» **Task details**: Copy out the listing in full, exactly as written, but not its pictures.

****************

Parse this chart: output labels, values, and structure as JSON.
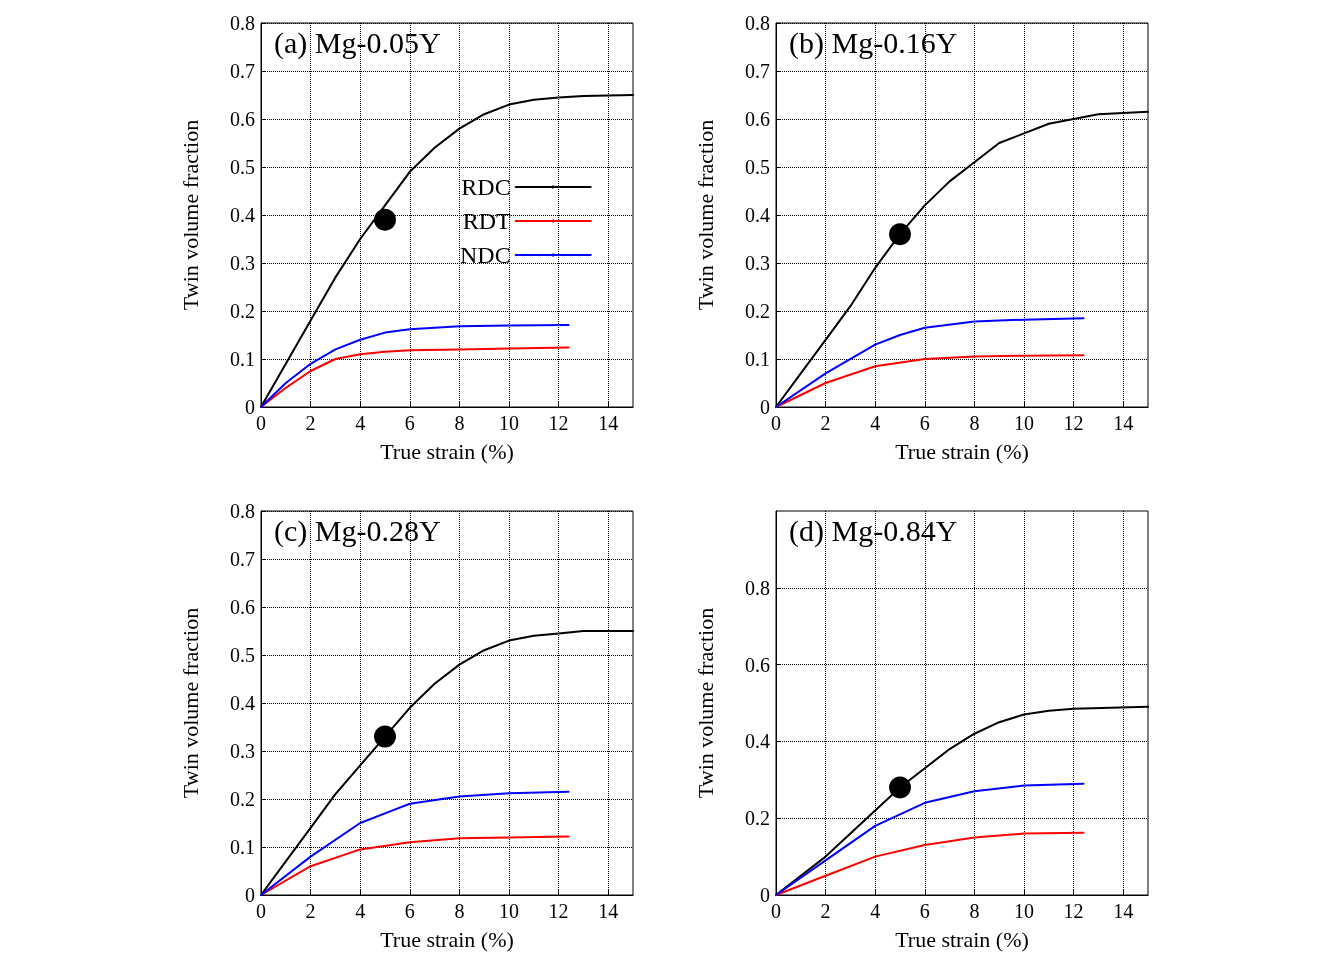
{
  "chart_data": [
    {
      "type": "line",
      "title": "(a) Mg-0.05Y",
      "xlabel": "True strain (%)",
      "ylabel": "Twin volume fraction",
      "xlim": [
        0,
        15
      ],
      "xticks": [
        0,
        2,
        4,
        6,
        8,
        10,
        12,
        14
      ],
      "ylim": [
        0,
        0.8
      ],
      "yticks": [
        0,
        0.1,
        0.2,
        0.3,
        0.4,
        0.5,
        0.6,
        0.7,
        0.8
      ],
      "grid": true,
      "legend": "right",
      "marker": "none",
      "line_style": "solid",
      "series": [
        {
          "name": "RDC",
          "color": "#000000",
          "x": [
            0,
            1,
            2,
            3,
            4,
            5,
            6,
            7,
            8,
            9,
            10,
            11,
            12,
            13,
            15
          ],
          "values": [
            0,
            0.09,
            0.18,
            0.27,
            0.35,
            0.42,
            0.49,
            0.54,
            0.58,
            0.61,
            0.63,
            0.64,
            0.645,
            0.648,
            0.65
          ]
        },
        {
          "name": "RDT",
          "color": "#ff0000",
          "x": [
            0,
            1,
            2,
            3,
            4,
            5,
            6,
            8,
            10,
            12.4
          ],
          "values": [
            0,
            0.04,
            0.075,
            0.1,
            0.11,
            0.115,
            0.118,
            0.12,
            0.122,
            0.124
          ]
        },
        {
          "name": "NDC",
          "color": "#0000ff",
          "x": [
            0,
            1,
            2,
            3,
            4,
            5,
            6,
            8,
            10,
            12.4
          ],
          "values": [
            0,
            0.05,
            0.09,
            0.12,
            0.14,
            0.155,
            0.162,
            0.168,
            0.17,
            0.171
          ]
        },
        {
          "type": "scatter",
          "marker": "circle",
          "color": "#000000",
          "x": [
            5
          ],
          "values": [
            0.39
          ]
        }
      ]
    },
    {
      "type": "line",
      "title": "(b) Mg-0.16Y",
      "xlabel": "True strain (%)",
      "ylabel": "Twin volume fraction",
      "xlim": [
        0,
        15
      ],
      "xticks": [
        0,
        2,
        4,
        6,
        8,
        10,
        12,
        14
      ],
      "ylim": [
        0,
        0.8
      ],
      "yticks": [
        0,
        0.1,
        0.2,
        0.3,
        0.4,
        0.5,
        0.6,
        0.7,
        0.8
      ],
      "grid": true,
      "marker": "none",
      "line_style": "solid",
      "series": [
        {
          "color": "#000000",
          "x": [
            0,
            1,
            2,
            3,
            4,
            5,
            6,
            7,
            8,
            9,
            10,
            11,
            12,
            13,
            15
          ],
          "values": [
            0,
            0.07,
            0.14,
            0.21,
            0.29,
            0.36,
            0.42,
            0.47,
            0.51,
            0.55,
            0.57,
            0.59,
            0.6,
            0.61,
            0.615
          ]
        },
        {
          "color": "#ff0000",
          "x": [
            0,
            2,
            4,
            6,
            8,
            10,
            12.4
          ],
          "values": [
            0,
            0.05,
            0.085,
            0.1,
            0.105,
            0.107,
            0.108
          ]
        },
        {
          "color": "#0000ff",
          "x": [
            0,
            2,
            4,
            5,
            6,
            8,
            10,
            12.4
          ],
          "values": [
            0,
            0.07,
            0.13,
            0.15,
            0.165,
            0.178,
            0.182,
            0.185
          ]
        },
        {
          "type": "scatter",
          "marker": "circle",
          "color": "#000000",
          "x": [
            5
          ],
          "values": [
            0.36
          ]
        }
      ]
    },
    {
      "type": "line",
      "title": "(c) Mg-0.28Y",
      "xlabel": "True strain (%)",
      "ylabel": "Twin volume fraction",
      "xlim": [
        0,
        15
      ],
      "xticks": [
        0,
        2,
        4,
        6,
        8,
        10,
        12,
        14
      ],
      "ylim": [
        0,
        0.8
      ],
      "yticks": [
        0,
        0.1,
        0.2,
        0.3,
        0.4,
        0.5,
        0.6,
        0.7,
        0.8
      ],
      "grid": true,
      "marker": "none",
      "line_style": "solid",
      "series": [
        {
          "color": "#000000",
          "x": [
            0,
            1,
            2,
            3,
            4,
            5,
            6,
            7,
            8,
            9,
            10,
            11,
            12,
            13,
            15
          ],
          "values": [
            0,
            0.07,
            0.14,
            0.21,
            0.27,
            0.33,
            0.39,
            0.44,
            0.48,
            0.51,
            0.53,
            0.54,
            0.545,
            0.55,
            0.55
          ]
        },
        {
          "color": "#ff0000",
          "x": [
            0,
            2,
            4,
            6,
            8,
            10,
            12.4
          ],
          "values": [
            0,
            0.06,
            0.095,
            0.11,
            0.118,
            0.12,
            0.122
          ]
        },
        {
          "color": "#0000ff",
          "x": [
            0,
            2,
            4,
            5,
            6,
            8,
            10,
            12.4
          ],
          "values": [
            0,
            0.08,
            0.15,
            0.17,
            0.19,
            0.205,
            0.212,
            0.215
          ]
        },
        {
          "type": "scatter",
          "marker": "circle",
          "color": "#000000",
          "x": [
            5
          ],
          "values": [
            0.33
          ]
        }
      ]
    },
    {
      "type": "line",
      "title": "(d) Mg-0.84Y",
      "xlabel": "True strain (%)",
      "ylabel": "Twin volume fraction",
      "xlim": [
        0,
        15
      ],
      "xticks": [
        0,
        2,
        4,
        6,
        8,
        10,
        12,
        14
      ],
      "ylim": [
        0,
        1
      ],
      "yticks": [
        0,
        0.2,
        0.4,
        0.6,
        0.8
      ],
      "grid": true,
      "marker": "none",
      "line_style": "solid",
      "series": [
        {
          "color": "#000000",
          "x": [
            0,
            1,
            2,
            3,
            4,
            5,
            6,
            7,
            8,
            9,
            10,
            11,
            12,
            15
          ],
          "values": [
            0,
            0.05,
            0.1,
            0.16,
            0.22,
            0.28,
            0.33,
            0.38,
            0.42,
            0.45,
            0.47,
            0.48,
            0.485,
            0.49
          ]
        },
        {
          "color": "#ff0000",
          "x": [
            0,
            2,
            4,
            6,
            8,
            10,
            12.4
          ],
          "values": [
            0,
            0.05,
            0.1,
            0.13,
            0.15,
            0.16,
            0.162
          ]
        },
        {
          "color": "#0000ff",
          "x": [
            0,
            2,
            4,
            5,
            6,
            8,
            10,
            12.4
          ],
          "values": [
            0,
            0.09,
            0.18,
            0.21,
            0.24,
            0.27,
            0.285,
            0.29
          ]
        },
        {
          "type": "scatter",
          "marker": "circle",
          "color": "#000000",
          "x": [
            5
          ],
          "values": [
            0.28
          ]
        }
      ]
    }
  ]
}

****************

» **Written solution**:
Parse this chart: output labels, values, and structure as JSON.
{
  "chart_data": [
    {
      "type": "line",
      "title": "(a) Mg-0.05Y",
      "xlabel": "True strain (%)",
      "ylabel": "Twin volume fraction",
      "xlim": [
        0,
        15
      ],
      "xticks": [
        0,
        2,
        4,
        6,
        8,
        10,
        12,
        14
      ],
      "ylim": [
        0,
        0.8
      ],
      "yticks": [
        0,
        0.1,
        0.2,
        0.3,
        0.4,
        0.5,
        0.6,
        0.7,
        0.8
      ],
      "grid": true,
      "legend": "right",
      "marker": "none",
      "line_style": "solid",
      "series": [
        {
          "name": "RDC",
          "color": "#000000",
          "x": [
            0,
            1,
            2,
            3,
            4,
            5,
            6,
            7,
            8,
            9,
            10,
            11,
            12,
            13,
            15
          ],
          "values": [
            0,
            0.09,
            0.18,
            0.27,
            0.35,
            0.42,
            0.49,
            0.54,
            0.58,
            0.61,
            0.63,
            0.64,
            0.645,
            0.648,
            0.65
          ]
        },
        {
          "name": "RDT",
          "color": "#ff0000",
          "x": [
            0,
            1,
            2,
            3,
            4,
            5,
            6,
            8,
            10,
            12.4
          ],
          "values": [
            0,
            0.04,
            0.075,
            0.1,
            0.11,
            0.115,
            0.118,
            0.12,
            0.122,
            0.124
          ]
        },
        {
          "name": "NDC",
          "color": "#0000ff",
          "x": [
            0,
            1,
            2,
            3,
            4,
            5,
            6,
            8,
            10,
            12.4
          ],
          "values": [
            0,
            0.05,
            0.09,
            0.12,
            0.14,
            0.155,
            0.162,
            0.168,
            0.17,
            0.171
          ]
        },
        {
          "type": "scatter",
          "marker": "circle",
          "color": "#000000",
          "x": [
            5
          ],
          "values": [
            0.39
          ]
        }
      ]
    },
    {
      "type": "line",
      "title": "(b) Mg-0.16Y",
      "xlabel": "True strain (%)",
      "ylabel": "Twin volume fraction",
      "xlim": [
        0,
        15
      ],
      "xticks": [
        0,
        2,
        4,
        6,
        8,
        10,
        12,
        14
      ],
      "ylim": [
        0,
        0.8
      ],
      "yticks": [
        0,
        0.1,
        0.2,
        0.3,
        0.4,
        0.5,
        0.6,
        0.7,
        0.8
      ],
      "grid": true,
      "marker": "none",
      "line_style": "solid",
      "series": [
        {
          "color": "#000000",
          "x": [
            0,
            1,
            2,
            3,
            4,
            5,
            6,
            7,
            8,
            9,
            10,
            11,
            12,
            13,
            15
          ],
          "values": [
            0,
            0.07,
            0.14,
            0.21,
            0.29,
            0.36,
            0.42,
            0.47,
            0.51,
            0.55,
            0.57,
            0.59,
            0.6,
            0.61,
            0.615
          ]
        },
        {
          "color": "#ff0000",
          "x": [
            0,
            2,
            4,
            6,
            8,
            10,
            12.4
          ],
          "values": [
            0,
            0.05,
            0.085,
            0.1,
            0.105,
            0.107,
            0.108
          ]
        },
        {
          "color": "#0000ff",
          "x": [
            0,
            2,
            4,
            5,
            6,
            8,
            10,
            12.4
          ],
          "values": [
            0,
            0.07,
            0.13,
            0.15,
            0.165,
            0.178,
            0.182,
            0.185
          ]
        },
        {
          "type": "scatter",
          "marker": "circle",
          "color": "#000000",
          "x": [
            5
          ],
          "values": [
            0.36
          ]
        }
      ]
    },
    {
      "type": "line",
      "title": "(c) Mg-0.28Y",
      "xlabel": "True strain (%)",
      "ylabel": "Twin volume fraction",
      "xlim": [
        0,
        15
      ],
      "xticks": [
        0,
        2,
        4,
        6,
        8,
        10,
        12,
        14
      ],
      "ylim": [
        0,
        0.8
      ],
      "yticks": [
        0,
        0.1,
        0.2,
        0.3,
        0.4,
        0.5,
        0.6,
        0.7,
        0.8
      ],
      "grid": true,
      "marker": "none",
      "line_style": "solid",
      "series": [
        {
          "color": "#000000",
          "x": [
            0,
            1,
            2,
            3,
            4,
            5,
            6,
            7,
            8,
            9,
            10,
            11,
            12,
            13,
            15
          ],
          "values": [
            0,
            0.07,
            0.14,
            0.21,
            0.27,
            0.33,
            0.39,
            0.44,
            0.48,
            0.51,
            0.53,
            0.54,
            0.545,
            0.55,
            0.55
          ]
        },
        {
          "color": "#ff0000",
          "x": [
            0,
            2,
            4,
            6,
            8,
            10,
            12.4
          ],
          "values": [
            0,
            0.06,
            0.095,
            0.11,
            0.118,
            0.12,
            0.122
          ]
        },
        {
          "color": "#0000ff",
          "x": [
            0,
            2,
            4,
            5,
            6,
            8,
            10,
            12.4
          ],
          "values": [
            0,
            0.08,
            0.15,
            0.17,
            0.19,
            0.205,
            0.212,
            0.215
          ]
        },
        {
          "type": "scatter",
          "marker": "circle",
          "color": "#000000",
          "x": [
            5
          ],
          "values": [
            0.33
          ]
        }
      ]
    },
    {
      "type": "line",
      "title": "(d) Mg-0.84Y",
      "xlabel": "True strain (%)",
      "ylabel": "Twin volume fraction",
      "xlim": [
        0,
        15
      ],
      "xticks": [
        0,
        2,
        4,
        6,
        8,
        10,
        12,
        14
      ],
      "ylim": [
        0,
        1
      ],
      "yticks": [
        0,
        0.2,
        0.4,
        0.6,
        0.8
      ],
      "grid": true,
      "marker": "none",
      "line_style": "solid",
      "series": [
        {
          "color": "#000000",
          "x": [
            0,
            1,
            2,
            3,
            4,
            5,
            6,
            7,
            8,
            9,
            10,
            11,
            12,
            15
          ],
          "values": [
            0,
            0.05,
            0.1,
            0.16,
            0.22,
            0.28,
            0.33,
            0.38,
            0.42,
            0.45,
            0.47,
            0.48,
            0.485,
            0.49
          ]
        },
        {
          "color": "#ff0000",
          "x": [
            0,
            2,
            4,
            6,
            8,
            10,
            12.4
          ],
          "values": [
            0,
            0.05,
            0.1,
            0.13,
            0.15,
            0.16,
            0.162
          ]
        },
        {
          "color": "#0000ff",
          "x": [
            0,
            2,
            4,
            5,
            6,
            8,
            10,
            12.4
          ],
          "values": [
            0,
            0.09,
            0.18,
            0.21,
            0.24,
            0.27,
            0.285,
            0.29
          ]
        },
        {
          "type": "scatter",
          "marker": "circle",
          "color": "#000000",
          "x": [
            5
          ],
          "values": [
            0.28
          ]
        }
      ]
    }
  ]
}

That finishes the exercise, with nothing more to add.